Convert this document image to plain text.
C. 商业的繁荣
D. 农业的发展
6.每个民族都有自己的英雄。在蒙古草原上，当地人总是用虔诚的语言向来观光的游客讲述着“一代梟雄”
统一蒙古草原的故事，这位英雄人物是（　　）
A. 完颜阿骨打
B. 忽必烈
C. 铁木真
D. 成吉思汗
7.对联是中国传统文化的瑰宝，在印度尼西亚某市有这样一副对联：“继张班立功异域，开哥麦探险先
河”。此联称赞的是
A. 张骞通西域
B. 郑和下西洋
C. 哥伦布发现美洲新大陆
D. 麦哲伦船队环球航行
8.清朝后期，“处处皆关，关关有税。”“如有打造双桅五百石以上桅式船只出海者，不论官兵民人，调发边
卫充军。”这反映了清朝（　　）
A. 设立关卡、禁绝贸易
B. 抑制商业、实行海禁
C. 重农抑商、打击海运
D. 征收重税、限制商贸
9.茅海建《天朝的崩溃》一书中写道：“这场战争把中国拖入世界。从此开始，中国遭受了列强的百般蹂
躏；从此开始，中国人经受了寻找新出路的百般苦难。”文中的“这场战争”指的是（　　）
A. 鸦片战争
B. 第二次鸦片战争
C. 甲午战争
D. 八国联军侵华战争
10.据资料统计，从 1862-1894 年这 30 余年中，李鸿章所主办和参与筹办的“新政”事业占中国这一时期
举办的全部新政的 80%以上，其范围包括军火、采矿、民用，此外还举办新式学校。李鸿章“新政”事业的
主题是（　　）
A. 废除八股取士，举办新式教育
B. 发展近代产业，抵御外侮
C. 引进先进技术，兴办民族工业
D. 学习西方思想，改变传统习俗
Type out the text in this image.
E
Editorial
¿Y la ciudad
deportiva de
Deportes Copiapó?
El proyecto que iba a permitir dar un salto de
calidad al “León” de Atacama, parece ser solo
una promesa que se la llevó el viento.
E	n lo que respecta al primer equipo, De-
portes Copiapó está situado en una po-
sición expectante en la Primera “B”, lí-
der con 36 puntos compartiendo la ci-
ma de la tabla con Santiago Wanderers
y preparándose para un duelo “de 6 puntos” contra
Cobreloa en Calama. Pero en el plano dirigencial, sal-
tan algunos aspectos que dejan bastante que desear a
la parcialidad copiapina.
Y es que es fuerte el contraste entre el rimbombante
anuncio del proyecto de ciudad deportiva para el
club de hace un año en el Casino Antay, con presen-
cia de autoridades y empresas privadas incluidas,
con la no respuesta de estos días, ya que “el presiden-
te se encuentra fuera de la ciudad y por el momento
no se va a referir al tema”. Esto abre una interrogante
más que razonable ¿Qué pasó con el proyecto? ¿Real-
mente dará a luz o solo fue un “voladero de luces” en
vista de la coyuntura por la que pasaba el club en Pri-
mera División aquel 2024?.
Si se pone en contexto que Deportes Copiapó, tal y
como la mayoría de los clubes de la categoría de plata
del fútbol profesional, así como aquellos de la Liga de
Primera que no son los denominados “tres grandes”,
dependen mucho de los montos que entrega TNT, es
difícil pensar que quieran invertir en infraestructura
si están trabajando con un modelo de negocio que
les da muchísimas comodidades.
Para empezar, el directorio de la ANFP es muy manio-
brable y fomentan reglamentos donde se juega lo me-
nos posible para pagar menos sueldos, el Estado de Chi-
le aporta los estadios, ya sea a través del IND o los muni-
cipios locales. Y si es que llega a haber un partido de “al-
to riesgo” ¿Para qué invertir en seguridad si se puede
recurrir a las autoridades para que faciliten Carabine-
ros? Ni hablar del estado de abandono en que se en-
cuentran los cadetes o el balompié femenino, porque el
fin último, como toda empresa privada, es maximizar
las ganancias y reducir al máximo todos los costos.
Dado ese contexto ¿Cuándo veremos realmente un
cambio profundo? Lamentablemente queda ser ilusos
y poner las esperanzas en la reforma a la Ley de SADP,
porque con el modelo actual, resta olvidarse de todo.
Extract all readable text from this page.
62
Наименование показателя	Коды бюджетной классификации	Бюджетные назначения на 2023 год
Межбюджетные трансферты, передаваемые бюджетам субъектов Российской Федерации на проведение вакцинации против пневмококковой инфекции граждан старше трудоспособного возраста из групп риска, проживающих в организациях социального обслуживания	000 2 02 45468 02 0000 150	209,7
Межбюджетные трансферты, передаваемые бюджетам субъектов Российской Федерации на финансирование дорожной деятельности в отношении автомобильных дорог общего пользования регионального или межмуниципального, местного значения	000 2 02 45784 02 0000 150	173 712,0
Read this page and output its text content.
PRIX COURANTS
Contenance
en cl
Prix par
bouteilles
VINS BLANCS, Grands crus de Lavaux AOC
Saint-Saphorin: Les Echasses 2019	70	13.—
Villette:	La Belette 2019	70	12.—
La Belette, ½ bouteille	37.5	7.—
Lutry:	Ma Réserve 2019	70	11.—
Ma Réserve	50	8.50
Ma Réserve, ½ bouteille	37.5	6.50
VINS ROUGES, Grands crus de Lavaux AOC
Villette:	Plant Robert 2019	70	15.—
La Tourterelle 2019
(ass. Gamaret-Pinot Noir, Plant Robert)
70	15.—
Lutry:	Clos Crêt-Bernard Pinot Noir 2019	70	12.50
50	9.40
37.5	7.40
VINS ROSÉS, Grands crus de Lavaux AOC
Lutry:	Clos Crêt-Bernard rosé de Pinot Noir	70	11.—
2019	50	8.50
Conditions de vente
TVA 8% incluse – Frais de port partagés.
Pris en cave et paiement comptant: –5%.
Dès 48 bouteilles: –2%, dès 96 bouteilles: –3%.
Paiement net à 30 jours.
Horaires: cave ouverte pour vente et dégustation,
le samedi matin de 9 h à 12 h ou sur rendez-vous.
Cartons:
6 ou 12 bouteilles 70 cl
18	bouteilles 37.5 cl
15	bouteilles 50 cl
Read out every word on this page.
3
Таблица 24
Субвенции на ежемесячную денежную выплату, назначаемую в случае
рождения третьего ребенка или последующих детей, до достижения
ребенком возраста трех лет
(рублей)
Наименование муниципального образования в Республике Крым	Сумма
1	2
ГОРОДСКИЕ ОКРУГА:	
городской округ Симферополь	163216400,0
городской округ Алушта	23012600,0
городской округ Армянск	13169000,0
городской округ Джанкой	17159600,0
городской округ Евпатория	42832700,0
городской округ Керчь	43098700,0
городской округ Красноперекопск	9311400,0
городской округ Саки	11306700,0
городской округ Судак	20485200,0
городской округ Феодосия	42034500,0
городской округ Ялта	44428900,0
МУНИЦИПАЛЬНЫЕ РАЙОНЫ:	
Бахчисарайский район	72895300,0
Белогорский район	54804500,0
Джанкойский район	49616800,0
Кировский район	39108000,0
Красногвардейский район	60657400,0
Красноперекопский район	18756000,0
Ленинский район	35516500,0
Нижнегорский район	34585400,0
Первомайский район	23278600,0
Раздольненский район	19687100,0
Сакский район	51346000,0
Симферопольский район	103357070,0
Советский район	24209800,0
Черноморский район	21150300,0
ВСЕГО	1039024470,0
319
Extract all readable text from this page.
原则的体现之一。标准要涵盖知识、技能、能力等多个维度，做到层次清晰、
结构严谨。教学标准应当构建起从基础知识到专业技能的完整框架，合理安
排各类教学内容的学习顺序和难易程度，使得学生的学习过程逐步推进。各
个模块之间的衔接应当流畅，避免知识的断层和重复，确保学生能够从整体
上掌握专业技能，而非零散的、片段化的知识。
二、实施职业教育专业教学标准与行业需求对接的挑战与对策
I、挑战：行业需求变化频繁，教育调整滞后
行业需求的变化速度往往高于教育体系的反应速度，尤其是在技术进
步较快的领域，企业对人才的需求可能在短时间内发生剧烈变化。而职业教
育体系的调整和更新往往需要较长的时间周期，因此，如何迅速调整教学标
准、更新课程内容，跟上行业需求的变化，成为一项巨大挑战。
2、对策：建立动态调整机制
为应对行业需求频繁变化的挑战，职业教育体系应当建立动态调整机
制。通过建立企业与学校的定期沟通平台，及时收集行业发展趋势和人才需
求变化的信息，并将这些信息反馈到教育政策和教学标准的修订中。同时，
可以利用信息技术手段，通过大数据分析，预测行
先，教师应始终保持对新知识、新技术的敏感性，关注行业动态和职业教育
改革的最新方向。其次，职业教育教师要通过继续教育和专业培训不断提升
----------------------------------------
**What the task asks:**
For the data above, state how many lines contain "invertir"; the number is the whole answer.

**Response:**
2